What to work on —
Write out the entries again exactly as they are given.

________________________________________

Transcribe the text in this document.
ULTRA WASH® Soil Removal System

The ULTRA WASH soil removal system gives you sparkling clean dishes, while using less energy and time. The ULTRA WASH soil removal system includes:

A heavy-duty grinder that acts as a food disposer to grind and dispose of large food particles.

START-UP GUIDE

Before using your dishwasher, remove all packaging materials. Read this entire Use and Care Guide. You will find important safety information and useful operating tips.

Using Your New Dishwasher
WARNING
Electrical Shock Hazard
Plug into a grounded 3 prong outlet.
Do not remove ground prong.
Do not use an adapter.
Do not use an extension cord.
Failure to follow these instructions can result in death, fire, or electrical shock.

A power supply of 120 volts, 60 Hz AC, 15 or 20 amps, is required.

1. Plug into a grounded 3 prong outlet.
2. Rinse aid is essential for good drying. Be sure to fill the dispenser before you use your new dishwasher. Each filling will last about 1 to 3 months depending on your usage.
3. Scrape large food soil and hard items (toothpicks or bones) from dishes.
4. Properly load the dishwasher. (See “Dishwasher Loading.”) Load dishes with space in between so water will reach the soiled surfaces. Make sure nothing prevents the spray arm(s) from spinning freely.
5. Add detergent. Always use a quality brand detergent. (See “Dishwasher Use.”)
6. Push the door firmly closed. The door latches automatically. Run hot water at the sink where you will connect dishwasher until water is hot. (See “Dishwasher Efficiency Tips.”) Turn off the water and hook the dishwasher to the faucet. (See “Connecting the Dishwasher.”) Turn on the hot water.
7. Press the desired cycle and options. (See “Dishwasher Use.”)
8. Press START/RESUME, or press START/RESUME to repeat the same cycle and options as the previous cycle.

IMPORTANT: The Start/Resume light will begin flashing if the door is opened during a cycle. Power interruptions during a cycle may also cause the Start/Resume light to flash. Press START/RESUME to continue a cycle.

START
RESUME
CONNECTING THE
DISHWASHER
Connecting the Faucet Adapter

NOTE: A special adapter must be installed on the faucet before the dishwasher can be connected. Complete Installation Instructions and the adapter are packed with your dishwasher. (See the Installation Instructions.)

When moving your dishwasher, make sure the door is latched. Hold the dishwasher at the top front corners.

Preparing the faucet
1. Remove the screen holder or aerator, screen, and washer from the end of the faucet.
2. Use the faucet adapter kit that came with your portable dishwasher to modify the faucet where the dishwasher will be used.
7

________________________________________

Result of the task —
Transcribe the text in this document.
ULTRA WASH® Soil Removal System

The ULTRA WASH soil removal system gives you sparkling clean dishes, while using less energy and time. The ULTRA WASH soil removal system includes:

A heavy-duty grinder that acts as a food disposer to grind and dispose of large food particles.

START-UP GUIDE

Before using your dishwasher, remove all packaging materials. Read this entire Use and Care Guide. You will find important safety information and useful operating tips.

Using Your New Dishwasher
WARNING
Electrical Shock Hazard
Plug into a grounded 3 prong outlet.
Do not remove ground prong.
Do not use an adapter.
Do not use an extension cord.
Failure to follow these instructions can result in death, fire, or electrical shock.

A power supply of 120 volts, 60 Hz AC, 15 or 20 amps, is required.

1. Plug into a grounded 3 prong outlet.
2. Rinse aid is essential for good drying. Be sure to fill the dispenser before you use your new dishwasher. Each filling will last about 1 to 3 months depending on your usage.
3. Scrape large food soil and hard items (toothpicks or bones) from dishes.
4. Properly load the dishwasher. (See “Dishwasher Loading.”) Load dishes with space in between so water will reach the soiled surfaces. Make sure nothing prevents the spray arm(s) from spinning freely.
5. Add detergent. Always use a quality brand detergent. (See “Dishwasher Use.”)
6. Push the door firmly closed. The door latches automatically. Run hot water at the sink where you will connect dishwasher until water is hot. (See “Dishwasher Efficiency Tips.”) Turn off the water and hook the dishwasher to the faucet. (See “Connecting the Dishwasher.”) Turn on the hot water.
7. Press the desired cycle and options. (See “Dishwasher Use.”)
8. Press START/RESUME, or press START/RESUME to repeat the same cycle and options as the previous cycle.

IMPORTANT: The Start/Resume light will begin flashing if the door is opened during a cycle. Power interruptions during a cycle may also cause the Start/Resume light to flash. Press START/RESUME to continue a cycle.

START
RESUME
CONNECTING THE
DISHWASHER
Connecting the Faucet Adapter

NOTE: A special adapter must be installed on the faucet before the dishwasher can be connected. Complete Installation Instructions and the adapter are packed with your dishwasher. (See the Installation Instructions.)

When moving your dishwasher, make sure the door is latched. Hold the dishwasher at the top front corners.

Preparing the faucet
1. Remove the screen holder or aerator, screen, and washer from the end of the faucet.
2. Use the faucet adapter kit that came with your portable dishwasher to modify the faucet where the dishwasher will be used.
7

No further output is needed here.